:: TASK BRIEF ::
Beneath this task are records; state how many of their lines hold the word "Cell", and nothing else.

:: Dataset entries for page text ::
----

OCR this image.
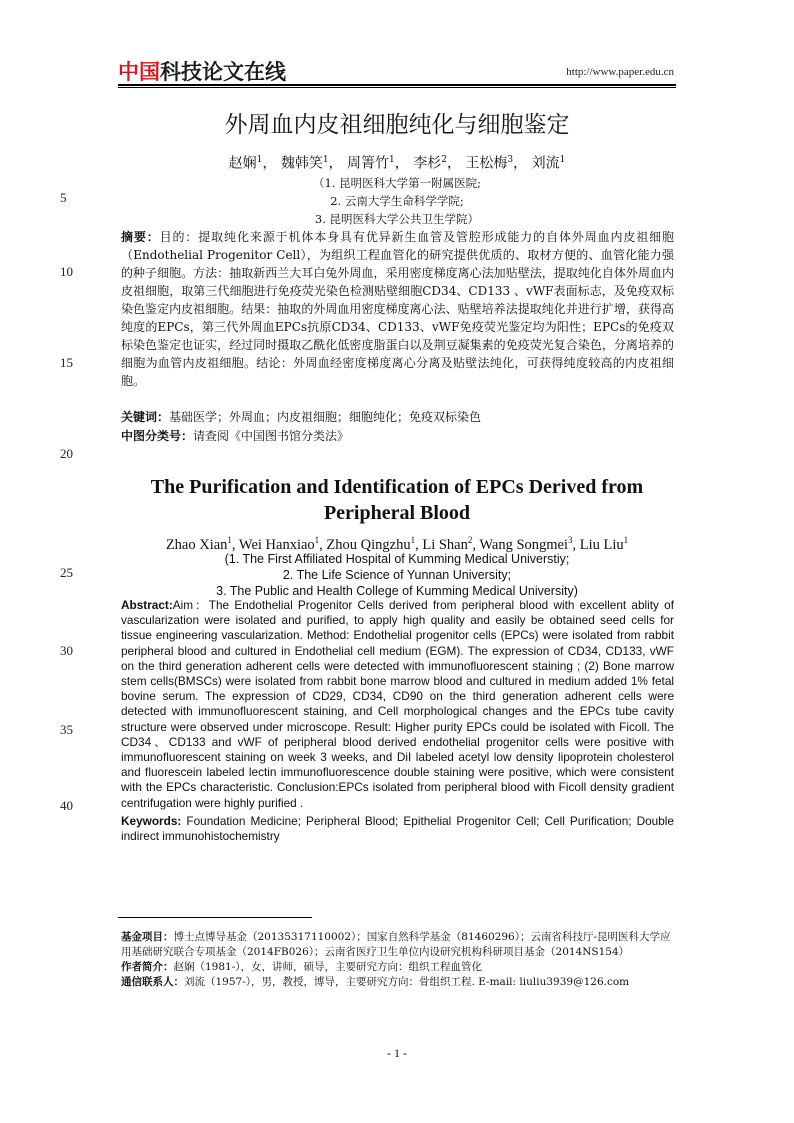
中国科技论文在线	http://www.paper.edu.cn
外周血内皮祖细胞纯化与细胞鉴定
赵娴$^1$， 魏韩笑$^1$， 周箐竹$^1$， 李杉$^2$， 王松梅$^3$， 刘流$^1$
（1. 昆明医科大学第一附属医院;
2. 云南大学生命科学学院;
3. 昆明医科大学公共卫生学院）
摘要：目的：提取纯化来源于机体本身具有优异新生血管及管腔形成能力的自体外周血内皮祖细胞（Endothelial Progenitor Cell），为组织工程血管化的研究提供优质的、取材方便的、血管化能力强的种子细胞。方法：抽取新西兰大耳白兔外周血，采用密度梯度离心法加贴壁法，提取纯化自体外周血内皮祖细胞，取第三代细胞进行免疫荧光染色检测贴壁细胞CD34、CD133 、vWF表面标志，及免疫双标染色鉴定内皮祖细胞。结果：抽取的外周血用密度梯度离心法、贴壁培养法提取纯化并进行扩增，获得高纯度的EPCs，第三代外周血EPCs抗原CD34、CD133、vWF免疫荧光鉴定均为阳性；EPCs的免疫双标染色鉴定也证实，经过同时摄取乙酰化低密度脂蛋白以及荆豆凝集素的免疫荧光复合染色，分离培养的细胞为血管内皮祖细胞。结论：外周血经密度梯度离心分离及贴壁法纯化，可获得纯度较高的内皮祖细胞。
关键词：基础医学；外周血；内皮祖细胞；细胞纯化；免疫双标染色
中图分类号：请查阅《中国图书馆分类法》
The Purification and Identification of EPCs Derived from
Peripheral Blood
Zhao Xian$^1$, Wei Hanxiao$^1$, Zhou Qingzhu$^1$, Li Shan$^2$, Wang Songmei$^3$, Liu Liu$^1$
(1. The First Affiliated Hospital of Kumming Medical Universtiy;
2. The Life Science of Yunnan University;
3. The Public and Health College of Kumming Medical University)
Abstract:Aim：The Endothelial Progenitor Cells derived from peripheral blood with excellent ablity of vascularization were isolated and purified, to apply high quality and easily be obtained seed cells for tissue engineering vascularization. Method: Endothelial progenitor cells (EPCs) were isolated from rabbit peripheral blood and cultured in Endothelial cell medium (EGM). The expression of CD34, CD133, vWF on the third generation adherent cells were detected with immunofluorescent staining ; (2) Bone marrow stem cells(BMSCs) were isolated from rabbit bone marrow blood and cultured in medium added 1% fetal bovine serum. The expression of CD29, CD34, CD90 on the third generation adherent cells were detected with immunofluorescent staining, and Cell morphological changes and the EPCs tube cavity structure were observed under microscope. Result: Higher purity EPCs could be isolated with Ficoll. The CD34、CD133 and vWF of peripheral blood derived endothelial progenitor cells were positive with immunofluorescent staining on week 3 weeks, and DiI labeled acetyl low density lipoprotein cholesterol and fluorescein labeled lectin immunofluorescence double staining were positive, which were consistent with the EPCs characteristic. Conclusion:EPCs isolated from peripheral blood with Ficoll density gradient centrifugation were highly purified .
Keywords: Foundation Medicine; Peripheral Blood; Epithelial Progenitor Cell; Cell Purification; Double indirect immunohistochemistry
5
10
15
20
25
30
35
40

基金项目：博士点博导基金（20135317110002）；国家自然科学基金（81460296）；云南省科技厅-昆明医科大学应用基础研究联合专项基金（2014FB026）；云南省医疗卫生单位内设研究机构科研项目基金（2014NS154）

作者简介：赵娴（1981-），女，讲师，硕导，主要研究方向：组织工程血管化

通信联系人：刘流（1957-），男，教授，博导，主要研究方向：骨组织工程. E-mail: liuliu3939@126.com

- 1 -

----

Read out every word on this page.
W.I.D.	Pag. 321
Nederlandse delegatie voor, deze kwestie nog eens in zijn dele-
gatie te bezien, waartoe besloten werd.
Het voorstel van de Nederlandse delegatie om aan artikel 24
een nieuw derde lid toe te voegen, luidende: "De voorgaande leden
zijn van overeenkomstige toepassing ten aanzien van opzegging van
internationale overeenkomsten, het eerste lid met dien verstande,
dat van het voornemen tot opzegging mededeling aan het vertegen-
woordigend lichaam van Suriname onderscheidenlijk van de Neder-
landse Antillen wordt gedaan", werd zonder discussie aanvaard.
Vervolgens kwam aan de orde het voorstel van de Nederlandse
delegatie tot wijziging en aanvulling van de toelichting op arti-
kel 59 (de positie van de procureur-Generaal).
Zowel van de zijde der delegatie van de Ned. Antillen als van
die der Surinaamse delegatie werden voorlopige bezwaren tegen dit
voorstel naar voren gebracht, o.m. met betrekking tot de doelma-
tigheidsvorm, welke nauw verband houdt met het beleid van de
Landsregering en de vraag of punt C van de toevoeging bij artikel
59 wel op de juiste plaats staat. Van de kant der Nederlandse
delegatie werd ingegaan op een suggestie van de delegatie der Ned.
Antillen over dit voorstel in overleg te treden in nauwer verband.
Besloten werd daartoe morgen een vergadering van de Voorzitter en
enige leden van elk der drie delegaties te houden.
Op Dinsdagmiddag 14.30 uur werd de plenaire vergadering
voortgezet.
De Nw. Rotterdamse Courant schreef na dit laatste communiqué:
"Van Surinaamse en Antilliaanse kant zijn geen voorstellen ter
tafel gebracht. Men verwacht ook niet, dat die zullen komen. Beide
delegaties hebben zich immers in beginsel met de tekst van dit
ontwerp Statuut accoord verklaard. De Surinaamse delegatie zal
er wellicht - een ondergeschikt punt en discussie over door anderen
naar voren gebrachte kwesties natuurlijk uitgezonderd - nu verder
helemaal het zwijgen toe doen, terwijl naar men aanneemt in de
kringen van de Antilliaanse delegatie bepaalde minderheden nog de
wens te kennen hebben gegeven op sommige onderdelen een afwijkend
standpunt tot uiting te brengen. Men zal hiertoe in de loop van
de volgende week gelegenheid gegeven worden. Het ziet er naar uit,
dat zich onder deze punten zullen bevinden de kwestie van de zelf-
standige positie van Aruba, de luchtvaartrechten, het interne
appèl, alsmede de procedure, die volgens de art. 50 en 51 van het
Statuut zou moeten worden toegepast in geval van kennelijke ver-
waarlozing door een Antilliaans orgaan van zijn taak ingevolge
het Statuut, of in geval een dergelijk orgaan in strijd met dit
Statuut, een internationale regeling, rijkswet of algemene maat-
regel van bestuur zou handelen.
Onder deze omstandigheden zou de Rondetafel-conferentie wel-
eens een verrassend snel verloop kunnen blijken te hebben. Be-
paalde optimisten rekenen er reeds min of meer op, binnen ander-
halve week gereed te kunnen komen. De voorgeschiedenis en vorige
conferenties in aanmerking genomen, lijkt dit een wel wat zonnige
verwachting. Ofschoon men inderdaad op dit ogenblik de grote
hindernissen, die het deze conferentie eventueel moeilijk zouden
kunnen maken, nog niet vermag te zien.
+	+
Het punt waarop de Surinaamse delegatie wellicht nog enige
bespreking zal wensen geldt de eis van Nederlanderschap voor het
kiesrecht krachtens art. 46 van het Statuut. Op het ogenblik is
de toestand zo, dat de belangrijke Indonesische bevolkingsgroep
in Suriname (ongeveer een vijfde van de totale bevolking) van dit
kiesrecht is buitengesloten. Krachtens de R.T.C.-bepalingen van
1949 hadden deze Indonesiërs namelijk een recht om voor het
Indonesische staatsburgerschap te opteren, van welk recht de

----

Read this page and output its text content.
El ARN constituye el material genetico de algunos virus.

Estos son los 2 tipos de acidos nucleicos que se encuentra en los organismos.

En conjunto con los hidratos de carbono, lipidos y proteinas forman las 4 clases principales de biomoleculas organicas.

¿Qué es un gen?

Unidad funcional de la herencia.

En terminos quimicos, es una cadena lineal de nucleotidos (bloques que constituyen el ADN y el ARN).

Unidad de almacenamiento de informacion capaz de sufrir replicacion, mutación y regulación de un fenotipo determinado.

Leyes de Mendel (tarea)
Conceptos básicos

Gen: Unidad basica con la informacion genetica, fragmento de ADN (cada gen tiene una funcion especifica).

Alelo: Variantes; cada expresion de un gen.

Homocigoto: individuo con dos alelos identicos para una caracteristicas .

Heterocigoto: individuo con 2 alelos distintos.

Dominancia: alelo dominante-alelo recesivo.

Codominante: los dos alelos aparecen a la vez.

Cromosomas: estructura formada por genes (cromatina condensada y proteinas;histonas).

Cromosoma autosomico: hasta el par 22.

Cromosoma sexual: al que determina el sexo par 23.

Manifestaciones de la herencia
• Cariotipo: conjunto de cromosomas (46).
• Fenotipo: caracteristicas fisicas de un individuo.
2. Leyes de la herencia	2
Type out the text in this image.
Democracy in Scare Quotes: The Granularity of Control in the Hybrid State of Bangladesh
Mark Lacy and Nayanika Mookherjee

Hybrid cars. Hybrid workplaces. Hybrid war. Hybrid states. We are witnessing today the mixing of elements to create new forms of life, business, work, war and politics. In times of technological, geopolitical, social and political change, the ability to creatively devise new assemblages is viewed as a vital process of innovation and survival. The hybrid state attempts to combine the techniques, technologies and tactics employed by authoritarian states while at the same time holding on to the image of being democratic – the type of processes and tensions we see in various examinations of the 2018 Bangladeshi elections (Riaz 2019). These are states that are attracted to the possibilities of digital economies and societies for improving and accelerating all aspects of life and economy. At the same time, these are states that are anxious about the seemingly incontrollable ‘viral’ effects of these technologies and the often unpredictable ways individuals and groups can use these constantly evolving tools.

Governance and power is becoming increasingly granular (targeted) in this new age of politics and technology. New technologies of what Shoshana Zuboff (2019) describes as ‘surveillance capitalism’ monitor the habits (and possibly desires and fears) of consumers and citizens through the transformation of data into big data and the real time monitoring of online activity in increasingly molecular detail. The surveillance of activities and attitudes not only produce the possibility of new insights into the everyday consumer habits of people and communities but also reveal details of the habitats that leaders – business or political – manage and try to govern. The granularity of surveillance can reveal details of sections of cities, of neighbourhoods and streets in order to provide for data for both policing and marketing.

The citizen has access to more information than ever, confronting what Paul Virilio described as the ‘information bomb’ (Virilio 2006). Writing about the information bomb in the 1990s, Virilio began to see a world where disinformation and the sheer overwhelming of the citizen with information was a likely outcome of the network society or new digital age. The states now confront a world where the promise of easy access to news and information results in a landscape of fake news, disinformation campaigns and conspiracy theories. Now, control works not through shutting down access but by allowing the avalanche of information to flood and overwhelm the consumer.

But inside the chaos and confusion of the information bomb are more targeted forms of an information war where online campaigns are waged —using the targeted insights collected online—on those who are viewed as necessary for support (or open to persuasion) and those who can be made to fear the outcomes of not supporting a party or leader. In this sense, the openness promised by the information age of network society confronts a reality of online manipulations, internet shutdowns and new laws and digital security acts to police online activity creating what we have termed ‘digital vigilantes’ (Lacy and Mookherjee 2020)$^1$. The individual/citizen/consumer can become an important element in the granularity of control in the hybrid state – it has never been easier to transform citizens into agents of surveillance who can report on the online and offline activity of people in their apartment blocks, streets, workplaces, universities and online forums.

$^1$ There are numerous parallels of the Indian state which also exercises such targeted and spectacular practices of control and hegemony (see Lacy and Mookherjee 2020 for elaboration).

----

:: RESPONSE AREA ::
3